--- INSTRUCTION ---
Without including any pictures, write out all the entries exactly.

[Figure contents as structured data]
--*--
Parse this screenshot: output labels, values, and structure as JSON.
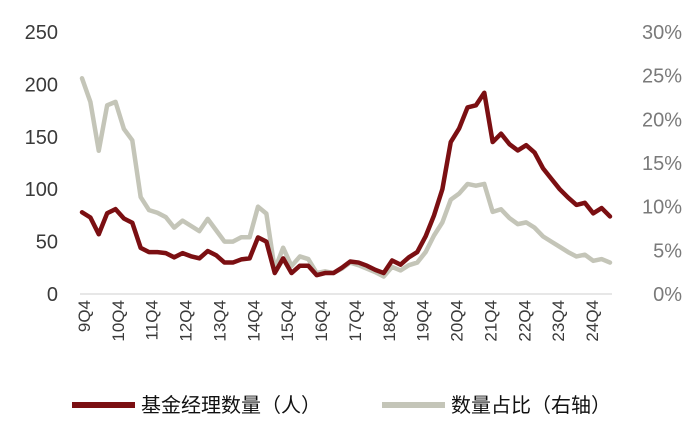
{
  "chart_data": {
    "type": "line",
    "x_tick_labels": [
      "9Q4",
      "10Q4",
      "11Q4",
      "12Q4",
      "13Q4",
      "14Q4",
      "15Q4",
      "16Q4",
      "17Q4",
      "18Q4",
      "19Q4",
      "20Q4",
      "21Q4",
      "22Q4",
      "23Q4",
      "24Q4"
    ],
    "y_left": {
      "ticks": [
        "0",
        "50",
        "100",
        "150",
        "200",
        "250"
      ],
      "ylim": [
        0,
        250
      ]
    },
    "y_right": {
      "ticks": [
        "0%",
        "5%",
        "10%",
        "15%",
        "20%",
        "25%",
        "30%"
      ],
      "ylim": [
        0,
        30
      ]
    },
    "series": [
      {
        "name": "基金经理数量（人）",
        "axis": "left",
        "color": "#7b0f12",
        "values": [
          78,
          73,
          57,
          77,
          81,
          72,
          68,
          44,
          40,
          40,
          39,
          35,
          39,
          36,
          34,
          41,
          37,
          30,
          30,
          33,
          34,
          54,
          50,
          20,
          34,
          20,
          27,
          27,
          18,
          20,
          20,
          25,
          31,
          30,
          27,
          23,
          20,
          32,
          28,
          35,
          40,
          55,
          75,
          100,
          145,
          158,
          178,
          180,
          192,
          145,
          153,
          143,
          137,
          142,
          135,
          120,
          110,
          100,
          92,
          85,
          87,
          77,
          82,
          74
        ],
        "series_style": "solid"
      },
      {
        "name": "数量占比（右轴）",
        "axis": "right",
        "color": "#c4c5b8",
        "values": [
          24.7,
          22.0,
          16.4,
          21.6,
          22.0,
          18.9,
          17.6,
          11.1,
          9.6,
          9.3,
          8.8,
          7.6,
          8.4,
          7.8,
          7.2,
          8.6,
          7.3,
          6.0,
          6.0,
          6.5,
          6.5,
          10.0,
          9.2,
          2.8,
          5.3,
          3.2,
          4.3,
          4.0,
          2.4,
          2.6,
          2.4,
          2.9,
          3.6,
          3.3,
          2.9,
          2.5,
          2.0,
          3.1,
          2.7,
          3.3,
          3.6,
          4.8,
          6.7,
          8.2,
          10.8,
          11.5,
          12.6,
          12.4,
          12.6,
          9.4,
          9.7,
          8.7,
          8.0,
          8.2,
          7.6,
          6.6,
          6.0,
          5.4,
          4.8,
          4.3,
          4.5,
          3.8,
          4.0,
          3.6
        ]
      }
    ],
    "legend_position": "bottom",
    "grid": false
  }
}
--*--
--- SOLUTION TO THIS TASK ---
Parse this screenshot: output labels, values, and structure as JSON.
{
  "chart_data": {
    "type": "line",
    "x_tick_labels": [
      "9Q4",
      "10Q4",
      "11Q4",
      "12Q4",
      "13Q4",
      "14Q4",
      "15Q4",
      "16Q4",
      "17Q4",
      "18Q4",
      "19Q4",
      "20Q4",
      "21Q4",
      "22Q4",
      "23Q4",
      "24Q4"
    ],
    "y_left": {
      "ticks": [
        "0",
        "50",
        "100",
        "150",
        "200",
        "250"
      ],
      "ylim": [
        0,
        250
      ]
    },
    "y_right": {
      "ticks": [
        "0%",
        "5%",
        "10%",
        "15%",
        "20%",
        "25%",
        "30%"
      ],
      "ylim": [
        0,
        30
      ]
    },
    "series": [
      {
        "name": "基金经理数量（人）",
        "axis": "left",
        "color": "#7b0f12",
        "values": [
          78,
          73,
          57,
          77,
          81,
          72,
          68,
          44,
          40,
          40,
          39,
          35,
          39,
          36,
          34,
          41,
          37,
          30,
          30,
          33,
          34,
          54,
          50,
          20,
          34,
          20,
          27,
          27,
          18,
          20,
          20,
          25,
          31,
          30,
          27,
          23,
          20,
          32,
          28,
          35,
          40,
          55,
          75,
          100,
          145,
          158,
          178,
          180,
          192,
          145,
          153,
          143,
          137,
          142,
          135,
          120,
          110,
          100,
          92,
          85,
          87,
          77,
          82,
          74
        ],
        "series_style": "solid"
      },
      {
        "name": "数量占比（右轴）",
        "axis": "right",
        "color": "#c4c5b8",
        "values": [
          24.7,
          22.0,
          16.4,
          21.6,
          22.0,
          18.9,
          17.6,
          11.1,
          9.6,
          9.3,
          8.8,
          7.6,
          8.4,
          7.8,
          7.2,
          8.6,
          7.3,
          6.0,
          6.0,
          6.5,
          6.5,
          10.0,
          9.2,
          2.8,
          5.3,
          3.2,
          4.3,
          4.0,
          2.4,
          2.6,
          2.4,
          2.9,
          3.6,
          3.3,
          2.9,
          2.5,
          2.0,
          3.1,
          2.7,
          3.3,
          3.6,
          4.8,
          6.7,
          8.2,
          10.8,
          11.5,
          12.6,
          12.4,
          12.6,
          9.4,
          9.7,
          8.7,
          8.0,
          8.2,
          7.6,
          6.6,
          6.0,
          5.4,
          4.8,
          4.3,
          4.5,
          3.8,
          4.0,
          3.6
        ]
      }
    ],
    "legend_position": "bottom",
    "grid": false
  }
}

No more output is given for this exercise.